● **Material provided**

▶

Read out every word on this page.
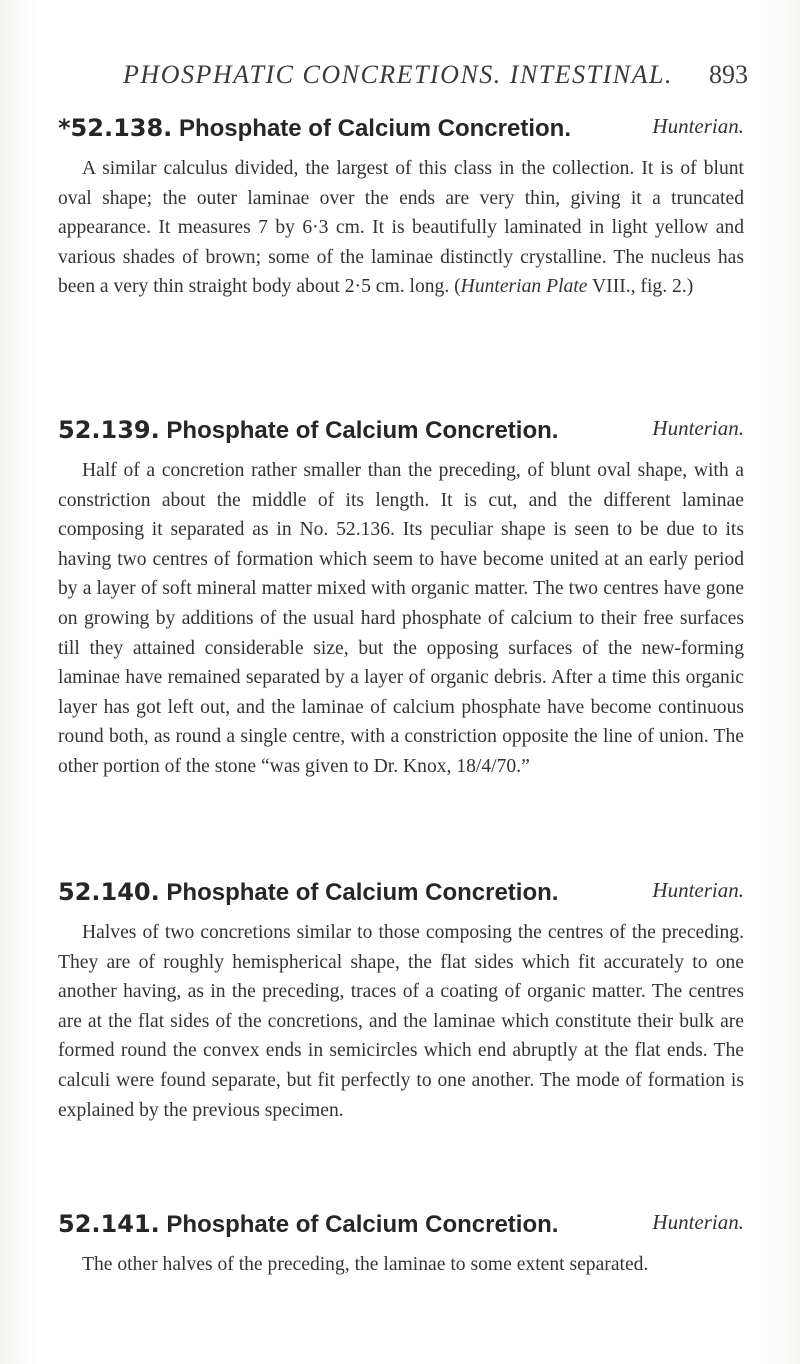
PHOSPHATIC CONCRETIONS. INTESTINAL. 893
*52.138. Phosphate of Calcium Concretion.	Hunterian.
A similar calculus divided, the largest of this class in the collection. It is of blunt oval shape; the outer laminae over the ends are very thin, giving it a truncated appearance. It measures 7 by 6·3 cm. It is beautifully laminated in light yellow and various shades of brown; some of the laminae distinctly crystalline. The nucleus has been a very thin straight body about 2·5 cm. long. (Hunterian Plate VIII., fig. 2.)
52.139. Phosphate of Calcium Concretion.	Hunterian.
Half of a concretion rather smaller than the preceding, of blunt oval shape, with a constriction about the middle of its length. It is cut, and the different laminae composing it separated as in No. 52.136. Its peculiar shape is seen to be due to its having two centres of formation which seem to have become united at an early period by a layer of soft mineral matter mixed with organic matter. The two centres have gone on growing by additions of the usual hard phosphate of calcium to their free surfaces till they attained considerable size, but the opposing surfaces of the new-forming laminae have remained separated by a layer of organic debris. After a time this organic layer has got left out, and the laminae of calcium phosphate have become continuous round both, as round a single centre, with a constriction opposite the line of union. The other portion of the stone “was given to Dr. Knox, 18/4/70.”
52.140. Phosphate of Calcium Concretion.	Hunterian.
Halves of two concretions similar to those composing the centres of the preceding. They are of roughly hemispherical shape, the flat sides which fit accurately to one another having, as in the preceding, traces of a coating of organic matter. The centres are at the flat sides of the concretions, and the laminae which constitute their bulk are formed round the convex ends in semicircles which end abruptly at the flat ends. The calculi were found separate, but fit perfectly to one another. The mode of formation is explained by the previous specimen.
52.141. Phosphate of Calcium Concretion.	Hunterian.
The other halves of the preceding, the laminae to some extent separated.
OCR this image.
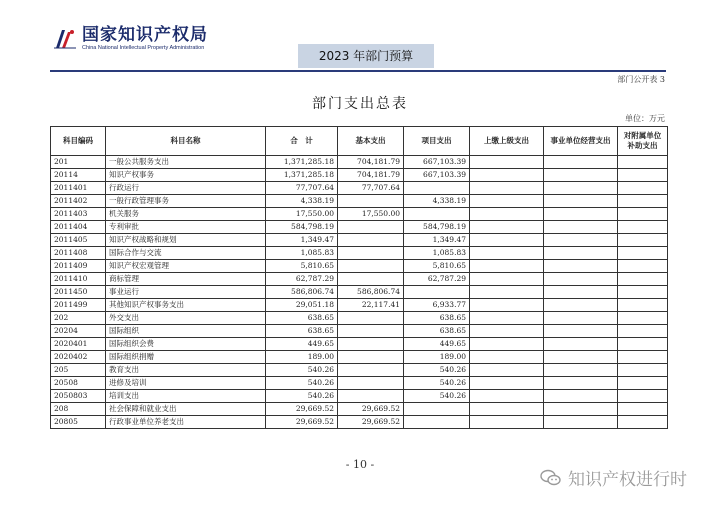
国家知识产权局
China National Intellectual Property Administration
2023 年部门预算
部门公开表 3
部门支出总表
单位：万元
科目编码	科目名称	合　计	基本支出	项目支出	上缴上级支出	事业单位经营支出	对附属单位补助支出
201	一般公共服务支出	1,371,285.18	704,181.79	667,103.39			
20114	知识产权事务	1,371,285.18	704,181.79	667,103.39			
2011401	行政运行	77,707.64	77,707.64				
2011402	一般行政管理事务	4,338.19		4,338.19			
2011403	机关服务	17,550.00	17,550.00				
2011404	专利审批	584,798.19		584,798.19			
2011405	知识产权战略和规划	1,349.47		1,349.47			
2011408	国际合作与交流	1,085.83		1,085.83			
2011409	知识产权宏观管理	5,810.65		5,810.65			
2011410	商标管理	62,787.29		62,787.29			
2011450	事业运行	586,806.74	586,806.74				
2011499	其他知识产权事务支出	29,051.18	22,117.41	6,933.77			
202	外交支出	638.65		638.65			
20204	国际组织	638.65		638.65			
2020401	国际组织会费	449.65		449.65			
2020402	国际组织捐赠	189.00		189.00			
205	教育支出	540.26		540.26			
20508	进修及培训	540.26		540.26			
2050803	培训支出	540.26		540.26			
208	社会保障和就业支出	29,669.52	29,669.52				
20805	行政事业单位养老支出	29,669.52	29,669.52				
- 10 -
知识产权进行时
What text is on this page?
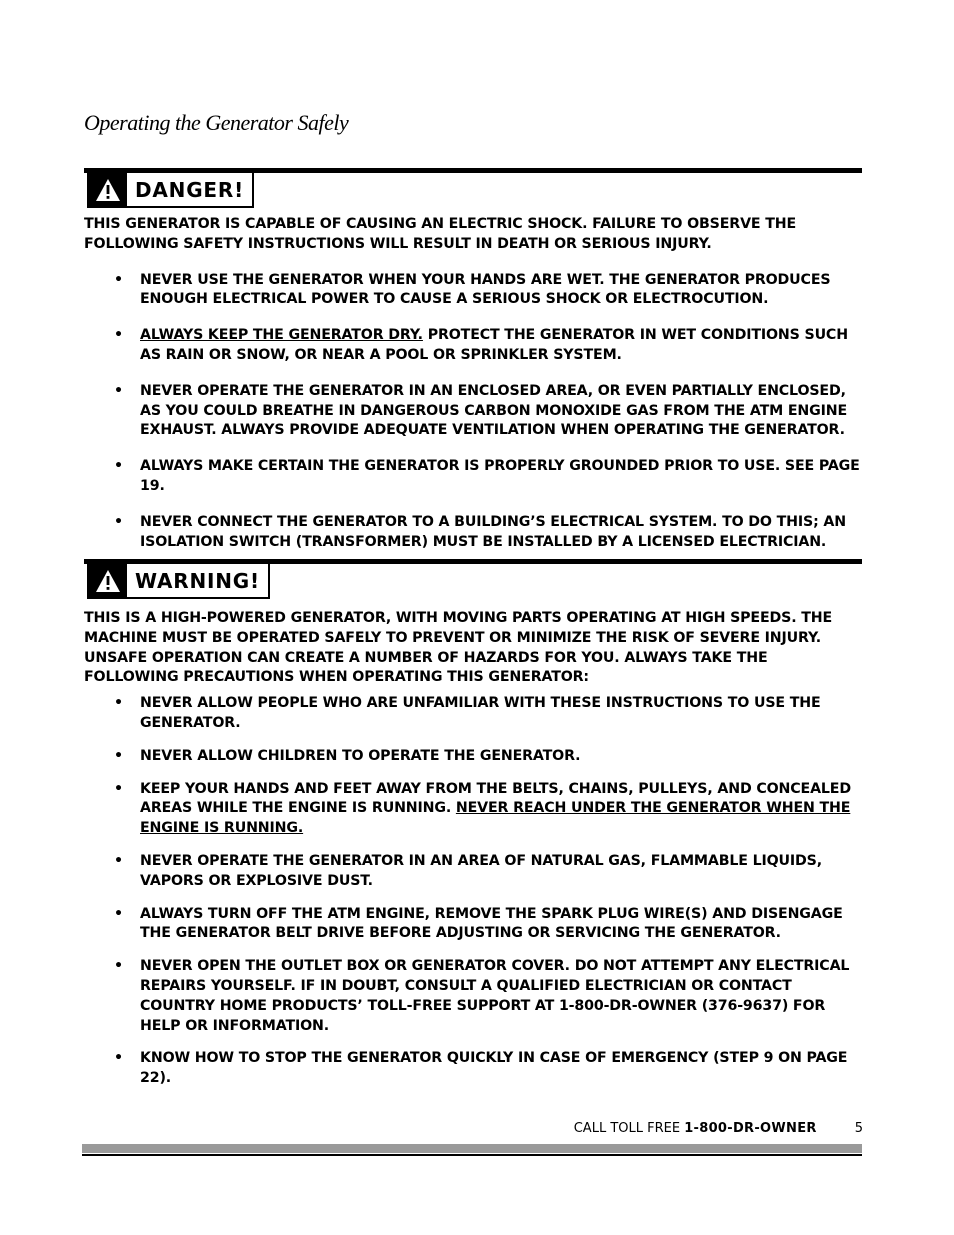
Operating the Generator Safely
DANGER!

THIS GENERATOR IS CAPABLE OF CAUSING AN ELECTRIC SHOCK. FAILURE TO OBSERVE THE FOLLOWING SAFETY INSTRUCTIONS WILL RESULT IN DEATH OR SERIOUS INJURY.

• NEVER USE THE GENERATOR WHEN YOUR HANDS ARE WET. THE GENERATOR PRODUCES ENOUGH ELECTRICAL POWER TO CAUSE A SERIOUS SHOCK OR ELECTROCUTION.
• ALWAYS KEEP THE GENERATOR DRY. PROTECT THE GENERATOR IN WET CONDITIONS SUCH AS RAIN OR SNOW, OR NEAR A POOL OR SPRINKLER SYSTEM.
• NEVER OPERATE THE GENERATOR IN AN ENCLOSED AREA, OR EVEN PARTIALLY ENCLOSED, AS YOU COULD BREATHE IN DANGEROUS CARBON MONOXIDE GAS FROM THE ATM ENGINE EXHAUST. ALWAYS PROVIDE ADEQUATE VENTILATION WHEN OPERATING THE GENERATOR.
• ALWAYS MAKE CERTAIN THE GENERATOR IS PROPERLY GROUNDED PRIOR TO USE. SEE PAGE 19.
• NEVER CONNECT THE GENERATOR TO A BUILDING’S ELECTRICAL SYSTEM. TO DO THIS; AN ISOLATION SWITCH (TRANSFORMER) MUST BE INSTALLED BY A LICENSED ELECTRICIAN.
WARNING!

THIS IS A HIGH-POWERED GENERATOR, WITH MOVING PARTS OPERATING AT HIGH SPEEDS. THE MACHINE MUST BE OPERATED SAFELY TO PREVENT OR MINIMIZE THE RISK OF SEVERE INJURY. UNSAFE OPERATION CAN CREATE A NUMBER OF HAZARDS FOR YOU. ALWAYS TAKE THE FOLLOWING PRECAUTIONS WHEN OPERATING THIS GENERATOR:

• NEVER ALLOW PEOPLE WHO ARE UNFAMILIAR WITH THESE INSTRUCTIONS TO USE THE GENERATOR.
• NEVER ALLOW CHILDREN TO OPERATE THE GENERATOR.
• KEEP YOUR HANDS AND FEET AWAY FROM THE BELTS, CHAINS, PULLEYS, AND CONCEALED AREAS WHILE THE ENGINE IS RUNNING. NEVER REACH UNDER THE GENERATOR WHEN THE ENGINE IS RUNNING.
• NEVER OPERATE THE GENERATOR IN AN AREA OF NATURAL GAS, FLAMMABLE LIQUIDS, VAPORS OR EXPLOSIVE DUST.
• ALWAYS TURN OFF THE ATM ENGINE, REMOVE THE SPARK PLUG WIRE(S) AND DISENGAGE THE GENERATOR BELT DRIVE BEFORE ADJUSTING OR SERVICING THE GENERATOR.
• NEVER OPEN THE OUTLET BOX OR GENERATOR COVER. DO NOT ATTEMPT ANY ELECTRICAL REPAIRS YOURSELF. IF IN DOUBT, CONSULT A QUALIFIED ELECTRICIAN OR CONTACT COUNTRY HOME PRODUCTS’ TOLL-FREE SUPPORT AT 1-800-DR-OWNER (376-9637) FOR HELP OR INFORMATION.
• KNOW HOW TO STOP THE GENERATOR QUICKLY IN CASE OF EMERGENCY (STEP 9 ON PAGE 22).
CALL TOLL FREE 1-800-DR-OWNER	5
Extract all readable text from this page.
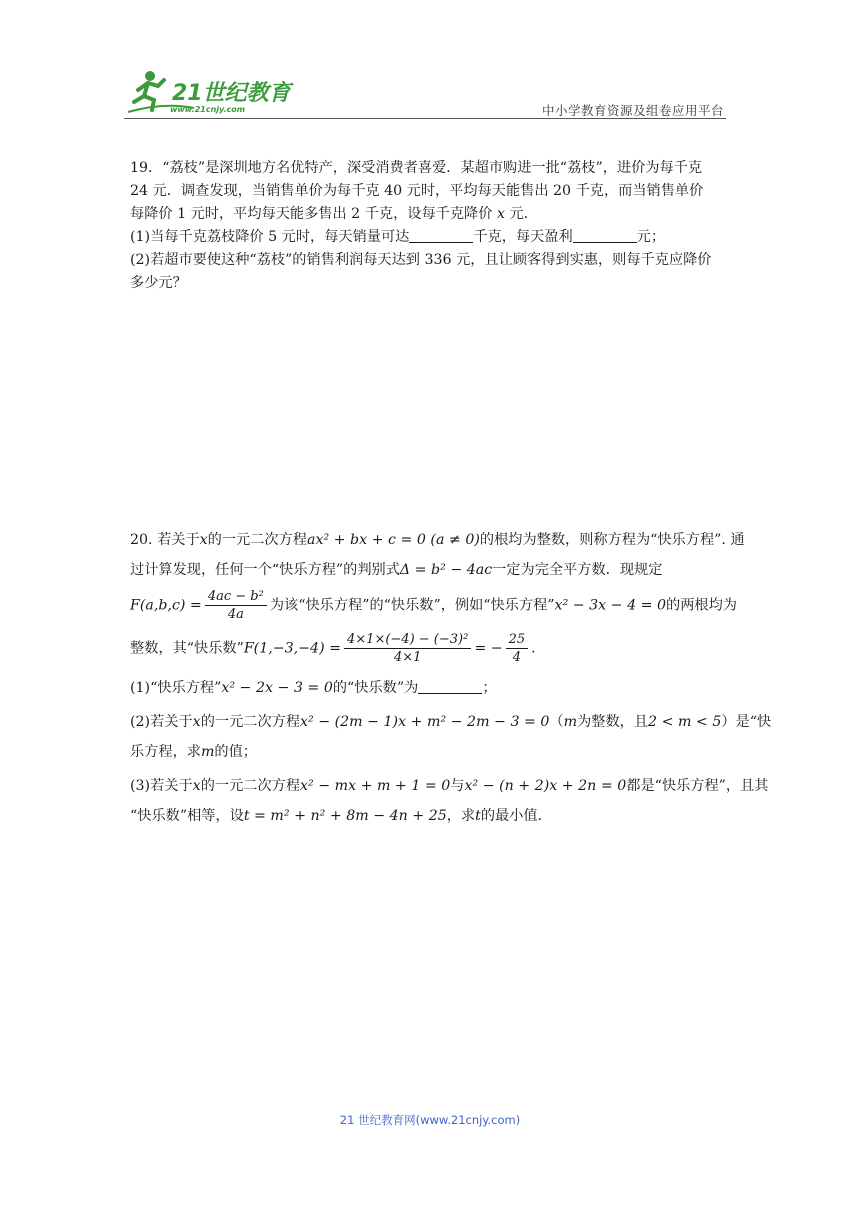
21世纪教育
www.21cnjy.com	中小学教育资源及组卷应用平台

19．“荔枝”是深圳地方名优特产，深受消费者喜爱．某超市购进一批“荔枝”，进价为每千克

24 元．调查发现，当销售单价为每千克 40 元时，平均每天能售出 20 千克，而当销售单价

每降价 1 元时，平均每天能多售出 2 千克，设每千克降价 x 元．

(1)当每千克荔枝降价 5 元时，每天销量可达	千克，每天盈利	元；

(2)若超市要使这种“荔枝”的销售利润每天达到 336 元，且让顾客得到实惠，则每千克应降价

多少元？

20. 若关于x的一元二次方程ax² + bx + c = 0 (a ≠ 0)的根均为整数，则称方程为“快乐方程”. 通

过计算发现，任何一个“快乐方程”的判别式Δ = b² − 4ac一定为完全平方数．现规定

$F(a,b,c) = \frac{\text{4ac − b²}}{4a}$ 为该“快乐方程”的“快乐数”，例如“快乐方程”x² − 3x − 4 = 0的两根均为

整数，其“快乐数”F(1,−3,−4) = $\frac{\text{4×1×(−4) − (−3)²}}{4\times 1}$ = − $\frac{25}{4}$ .

(1)“快乐方程”x² − 2x − 3 = 0的“快乐数”为	；

(2)若关于x的一元二次方程x² − (2m − 1)x + m² − 2m − 3 = 0（m为整数，且2 < m < 5）是“快

乐方程，求m的值；

(3)若关于x的一元二次方程x² − mx + m + 1 = 0与x² − (n + 2)x + 2n = 0都是“快乐方程”，且其

“快乐数”相等，设t = m² + n² + 8m − 4n + 25，求t的最小值．

21 世纪教育网(www.21cnjy.com)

◀

● **What to work on**
Determine how many lines include the string "SYSTEM". Give no answer but the number.

● **Result of the task**
2